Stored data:
..............................

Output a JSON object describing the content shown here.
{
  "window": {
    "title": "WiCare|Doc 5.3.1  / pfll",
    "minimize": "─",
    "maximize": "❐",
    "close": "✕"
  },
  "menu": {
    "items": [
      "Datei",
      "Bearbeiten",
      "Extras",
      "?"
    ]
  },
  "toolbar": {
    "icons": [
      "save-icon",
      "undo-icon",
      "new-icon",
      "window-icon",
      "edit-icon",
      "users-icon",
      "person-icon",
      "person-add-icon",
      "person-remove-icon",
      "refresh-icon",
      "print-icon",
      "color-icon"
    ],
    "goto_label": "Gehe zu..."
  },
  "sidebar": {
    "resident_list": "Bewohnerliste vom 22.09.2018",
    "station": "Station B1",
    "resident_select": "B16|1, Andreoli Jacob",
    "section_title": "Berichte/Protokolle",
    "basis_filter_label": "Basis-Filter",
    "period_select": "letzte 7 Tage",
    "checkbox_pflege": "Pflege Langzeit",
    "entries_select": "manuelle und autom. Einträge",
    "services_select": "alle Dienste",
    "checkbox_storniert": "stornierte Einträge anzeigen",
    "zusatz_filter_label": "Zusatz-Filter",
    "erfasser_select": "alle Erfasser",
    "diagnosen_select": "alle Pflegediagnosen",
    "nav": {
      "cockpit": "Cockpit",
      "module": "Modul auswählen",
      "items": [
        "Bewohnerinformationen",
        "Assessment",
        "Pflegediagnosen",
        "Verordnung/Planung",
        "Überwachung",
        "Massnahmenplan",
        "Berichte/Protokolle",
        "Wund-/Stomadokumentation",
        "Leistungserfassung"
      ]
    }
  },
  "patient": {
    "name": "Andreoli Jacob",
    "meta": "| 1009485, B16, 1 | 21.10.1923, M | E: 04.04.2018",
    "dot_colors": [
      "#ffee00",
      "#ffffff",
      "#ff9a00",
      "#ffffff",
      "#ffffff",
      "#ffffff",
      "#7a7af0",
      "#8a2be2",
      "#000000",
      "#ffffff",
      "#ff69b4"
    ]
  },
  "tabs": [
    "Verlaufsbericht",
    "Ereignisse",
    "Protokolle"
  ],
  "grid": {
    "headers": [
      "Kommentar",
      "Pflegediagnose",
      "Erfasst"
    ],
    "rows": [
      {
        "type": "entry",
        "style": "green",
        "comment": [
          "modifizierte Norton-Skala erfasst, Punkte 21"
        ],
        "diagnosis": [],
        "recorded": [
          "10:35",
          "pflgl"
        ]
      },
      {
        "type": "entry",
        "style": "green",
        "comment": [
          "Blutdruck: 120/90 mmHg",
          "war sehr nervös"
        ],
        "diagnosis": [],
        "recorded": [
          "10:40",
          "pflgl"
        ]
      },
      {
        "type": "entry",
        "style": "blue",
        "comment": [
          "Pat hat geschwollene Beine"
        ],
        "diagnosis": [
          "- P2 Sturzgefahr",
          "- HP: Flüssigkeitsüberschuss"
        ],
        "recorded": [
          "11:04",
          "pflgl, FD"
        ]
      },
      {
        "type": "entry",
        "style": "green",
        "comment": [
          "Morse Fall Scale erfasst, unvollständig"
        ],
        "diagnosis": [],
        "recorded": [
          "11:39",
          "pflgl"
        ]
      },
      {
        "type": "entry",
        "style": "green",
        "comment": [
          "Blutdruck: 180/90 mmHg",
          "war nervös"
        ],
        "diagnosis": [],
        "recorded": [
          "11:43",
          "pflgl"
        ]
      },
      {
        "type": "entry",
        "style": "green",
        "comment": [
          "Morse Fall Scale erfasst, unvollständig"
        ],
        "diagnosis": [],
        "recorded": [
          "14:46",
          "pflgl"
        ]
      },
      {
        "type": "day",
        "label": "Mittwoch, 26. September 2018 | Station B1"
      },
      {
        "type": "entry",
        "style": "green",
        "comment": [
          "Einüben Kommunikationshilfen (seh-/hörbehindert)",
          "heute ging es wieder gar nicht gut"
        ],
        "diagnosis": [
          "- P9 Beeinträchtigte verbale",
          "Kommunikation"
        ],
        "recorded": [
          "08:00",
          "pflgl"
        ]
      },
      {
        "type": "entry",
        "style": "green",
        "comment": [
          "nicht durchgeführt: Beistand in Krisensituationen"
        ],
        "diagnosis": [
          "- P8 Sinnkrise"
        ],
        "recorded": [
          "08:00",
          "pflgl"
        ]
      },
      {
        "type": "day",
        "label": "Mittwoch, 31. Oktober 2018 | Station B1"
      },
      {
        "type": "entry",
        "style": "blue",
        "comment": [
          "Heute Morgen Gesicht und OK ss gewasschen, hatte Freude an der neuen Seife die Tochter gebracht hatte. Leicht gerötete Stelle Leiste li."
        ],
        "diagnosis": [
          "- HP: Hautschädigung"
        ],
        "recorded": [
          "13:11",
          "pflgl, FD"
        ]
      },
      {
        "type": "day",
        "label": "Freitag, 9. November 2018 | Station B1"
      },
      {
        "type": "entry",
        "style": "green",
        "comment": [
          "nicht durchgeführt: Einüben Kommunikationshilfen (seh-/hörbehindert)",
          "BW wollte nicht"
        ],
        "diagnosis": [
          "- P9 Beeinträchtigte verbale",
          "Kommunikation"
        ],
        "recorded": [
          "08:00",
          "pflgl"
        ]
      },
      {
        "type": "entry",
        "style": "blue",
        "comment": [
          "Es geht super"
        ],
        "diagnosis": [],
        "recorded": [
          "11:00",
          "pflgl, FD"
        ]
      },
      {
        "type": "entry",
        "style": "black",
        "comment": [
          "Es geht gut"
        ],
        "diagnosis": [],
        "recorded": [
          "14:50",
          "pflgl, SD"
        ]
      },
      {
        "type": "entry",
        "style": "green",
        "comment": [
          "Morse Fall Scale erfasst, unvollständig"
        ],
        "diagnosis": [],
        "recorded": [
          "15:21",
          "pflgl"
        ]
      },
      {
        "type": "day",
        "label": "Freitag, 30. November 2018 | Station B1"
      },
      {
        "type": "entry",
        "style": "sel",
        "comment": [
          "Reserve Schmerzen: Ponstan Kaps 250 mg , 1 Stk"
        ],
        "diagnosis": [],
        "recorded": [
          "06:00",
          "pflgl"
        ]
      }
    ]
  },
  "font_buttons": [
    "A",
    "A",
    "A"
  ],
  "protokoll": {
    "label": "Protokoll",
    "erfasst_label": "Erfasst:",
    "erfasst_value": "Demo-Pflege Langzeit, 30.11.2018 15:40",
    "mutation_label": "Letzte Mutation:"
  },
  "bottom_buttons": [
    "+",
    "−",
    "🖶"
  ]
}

..............................

**Aim:** Find how many lines in the records contain the string "Einüben", then give the number alone.

**Result for this exercise:** 2